Write the data out again exactly, with no pictures.

Extracted data entries:
start
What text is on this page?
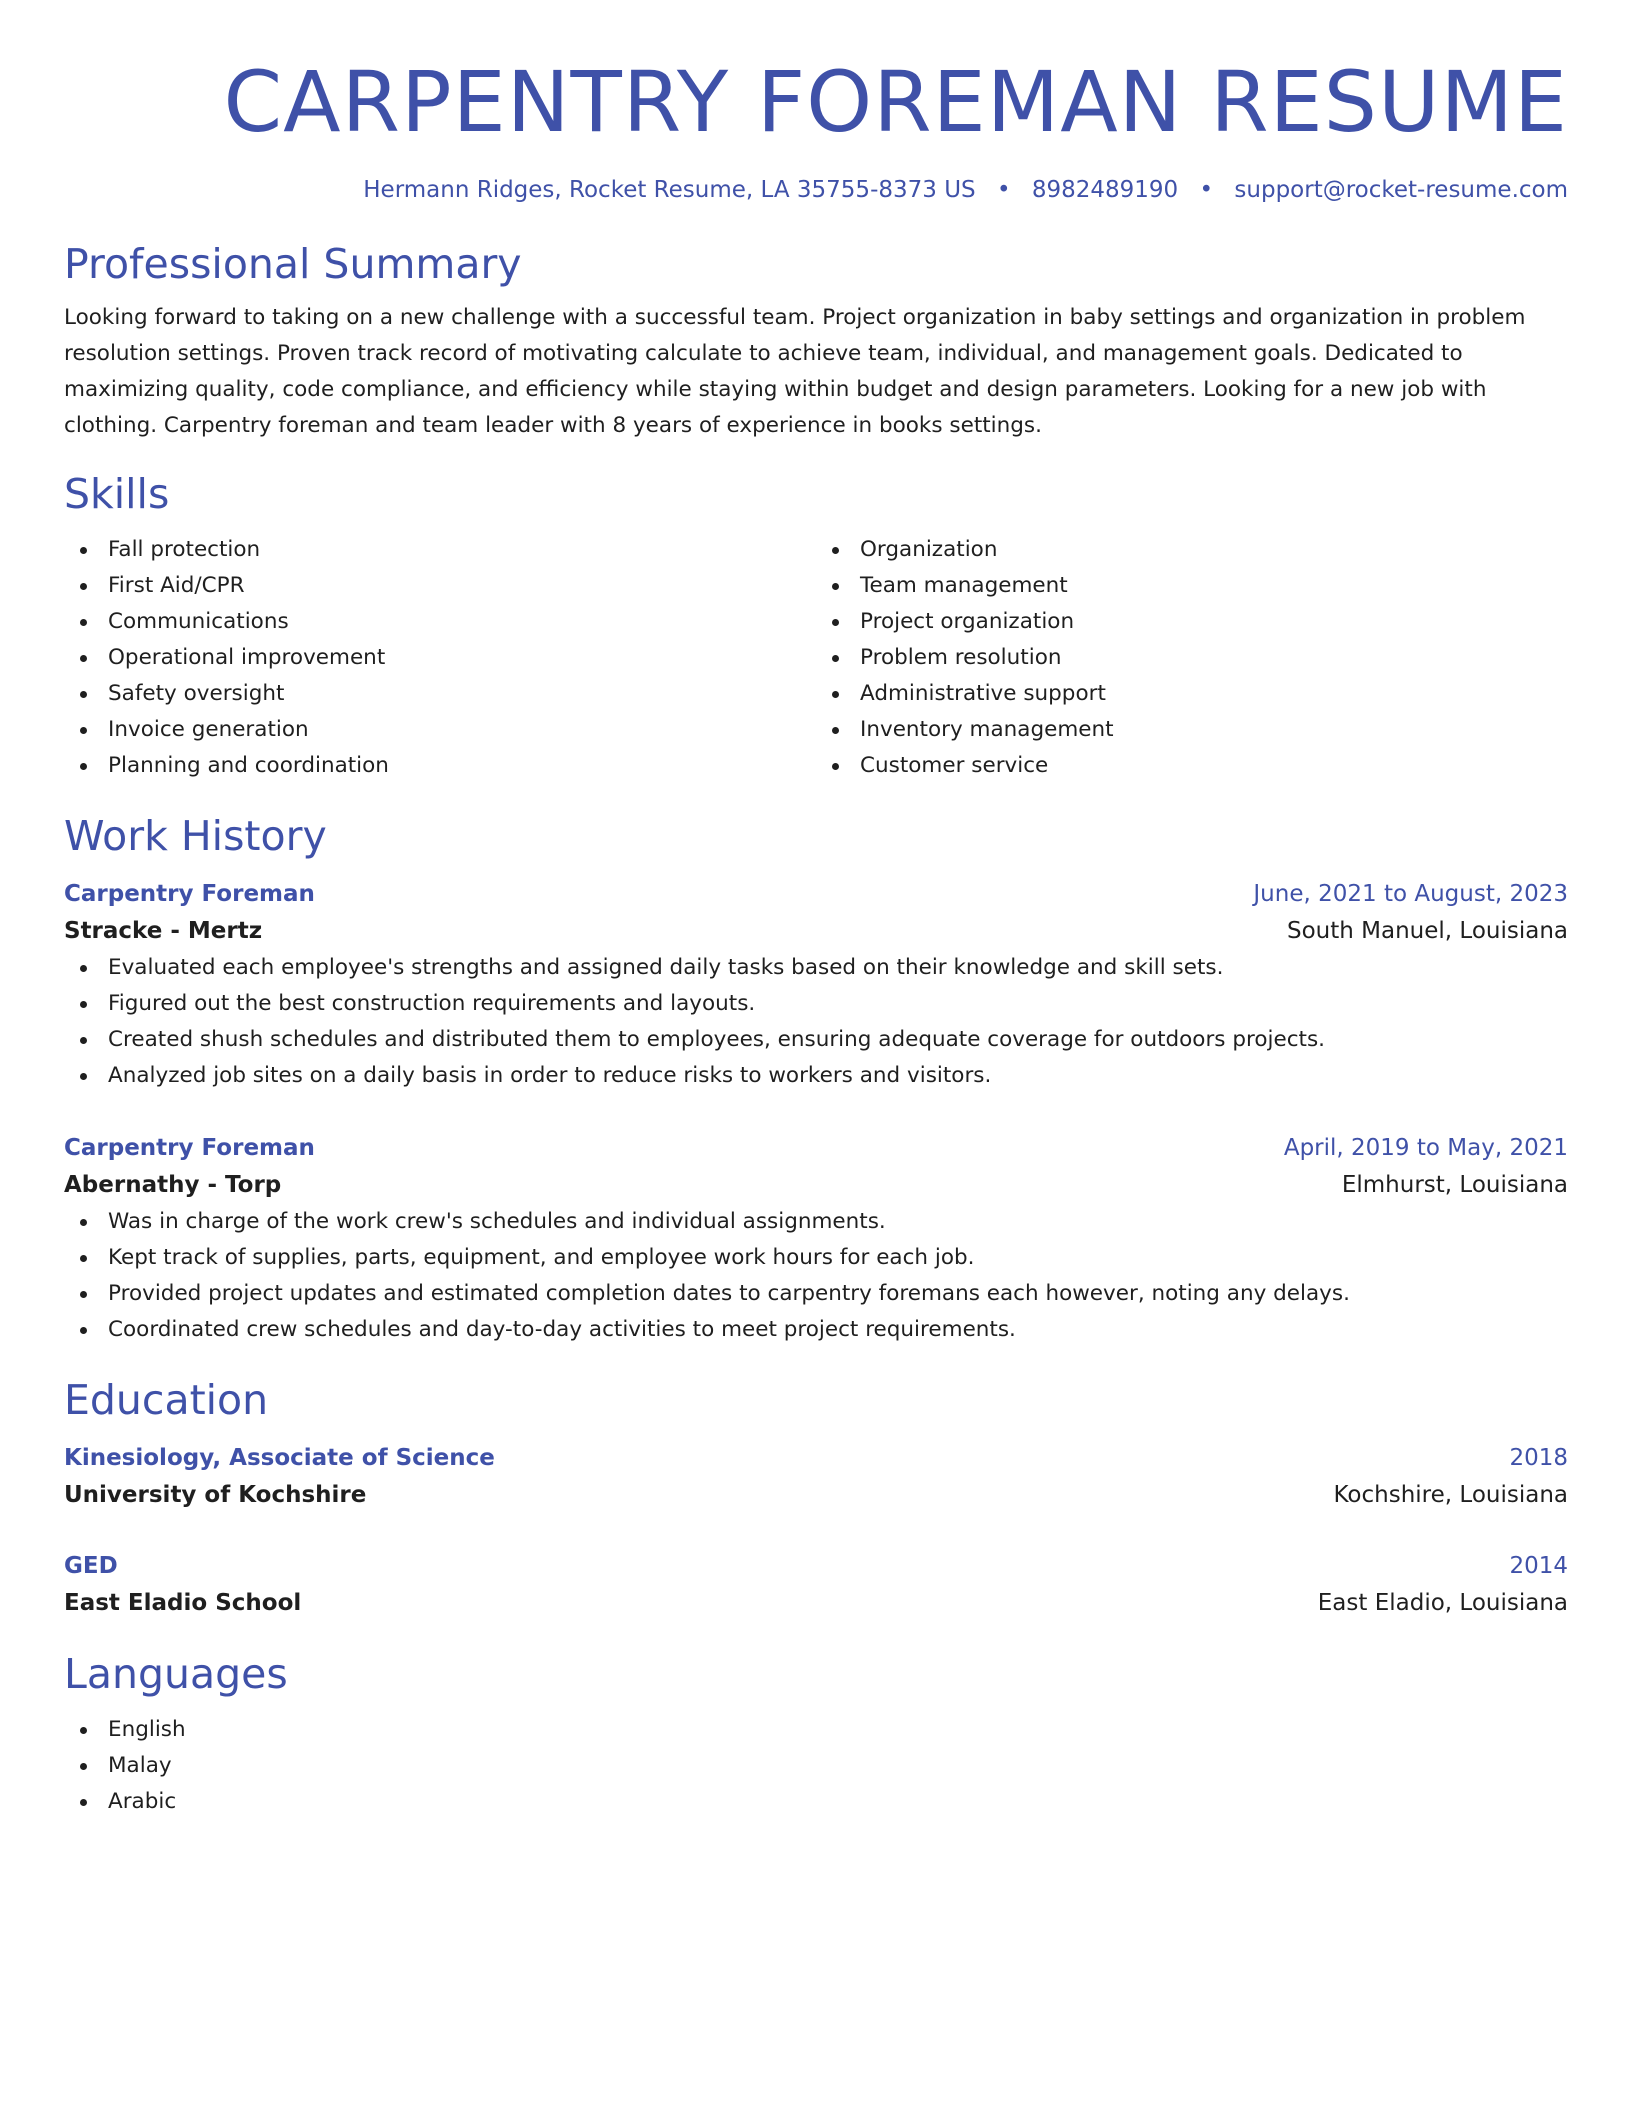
CARPENTRY FOREMAN RESUME
Hermann Ridges, Rocket Resume, LA 35755-8373 US • 8982489190 • support@rocket-resume.com
Professional Summary

Looking forward to taking on a new challenge with a successful team. Project organization in baby settings and organization in problem resolution settings. Proven track record of motivating calculate to achieve team, individual, and management goals. Dedicated to maximizing quality, code compliance, and efficiency while staying within budget and design parameters. Looking for a new job with clothing. Carpentry foreman and team leader with 8 years of experience in books settings.

Skills
Fall protection
First Aid/CPR
Communications
Operational improvement
Safety oversight
Invoice generation
Planning and coordination
Organization
Team management
Project organization
Problem resolution
Administrative support
Inventory management
Customer service
Work History
Carpentry Foreman	June, 2021 to August, 2023
Stracke - Mertz	South Manuel, Louisiana
Evaluated each employee's strengths and assigned daily tasks based on their knowledge and skill sets.
Figured out the best construction requirements and layouts.
Created shush schedules and distributed them to employees, ensuring adequate coverage for outdoors projects.
Analyzed job sites on a daily basis in order to reduce risks to workers and visitors.
Carpentry Foreman	April, 2019 to May, 2021
Abernathy - Torp	Elmhurst, Louisiana
Was in charge of the work crew's schedules and individual assignments.
Kept track of supplies, parts, equipment, and employee work hours for each job.
Provided project updates and estimated completion dates to carpentry foremans each however, noting any delays.
Coordinated crew schedules and day-to-day activities to meet project requirements.
Education
Kinesiology, Associate of Science	2018
University of Kochshire	Kochshire, Louisiana
GED	2014
East Eladio School	East Eladio, Louisiana
Languages
English
Malay
Arabic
end
| ANSWER TO THE PROBLEM |
What text is on this page?
CARPENTRY FOREMAN RESUME
Hermann Ridges, Rocket Resume, LA 35755-8373 US • 8982489190 • support@rocket-resume.com
Professional Summary

Looking forward to taking on a new challenge with a successful team. Project organization in baby settings and organization in problem resolution settings. Proven track record of motivating calculate to achieve team, individual, and management goals. Dedicated to maximizing quality, code compliance, and efficiency while staying within budget and design parameters. Looking for a new job with clothing. Carpentry foreman and team leader with 8 years of experience in books settings.

Skills
Fall protection
First Aid/CPR
Communications
Operational improvement
Safety oversight
Invoice generation
Planning and coordination
Organization
Team management
Project organization
Problem resolution
Administrative support
Inventory management
Customer service
Work History
Carpentry Foreman	June, 2021 to August, 2023
Stracke - Mertz	South Manuel, Louisiana
Evaluated each employee's strengths and assigned daily tasks based on their knowledge and skill sets.
Figured out the best construction requirements and layouts.
Created shush schedules and distributed them to employees, ensuring adequate coverage for outdoors projects.
Analyzed job sites on a daily basis in order to reduce risks to workers and visitors.
Carpentry Foreman	April, 2019 to May, 2021
Abernathy - Torp	Elmhurst, Louisiana
Was in charge of the work crew's schedules and individual assignments.
Kept track of supplies, parts, equipment, and employee work hours for each job.
Provided project updates and estimated completion dates to carpentry foremans each however, noting any delays.
Coordinated crew schedules and day-to-day activities to meet project requirements.
Education
Kinesiology, Associate of Science	2018
University of Kochshire	Kochshire, Louisiana
GED	2014
East Eladio School	East Eladio, Louisiana
Languages
English
Malay
Arabic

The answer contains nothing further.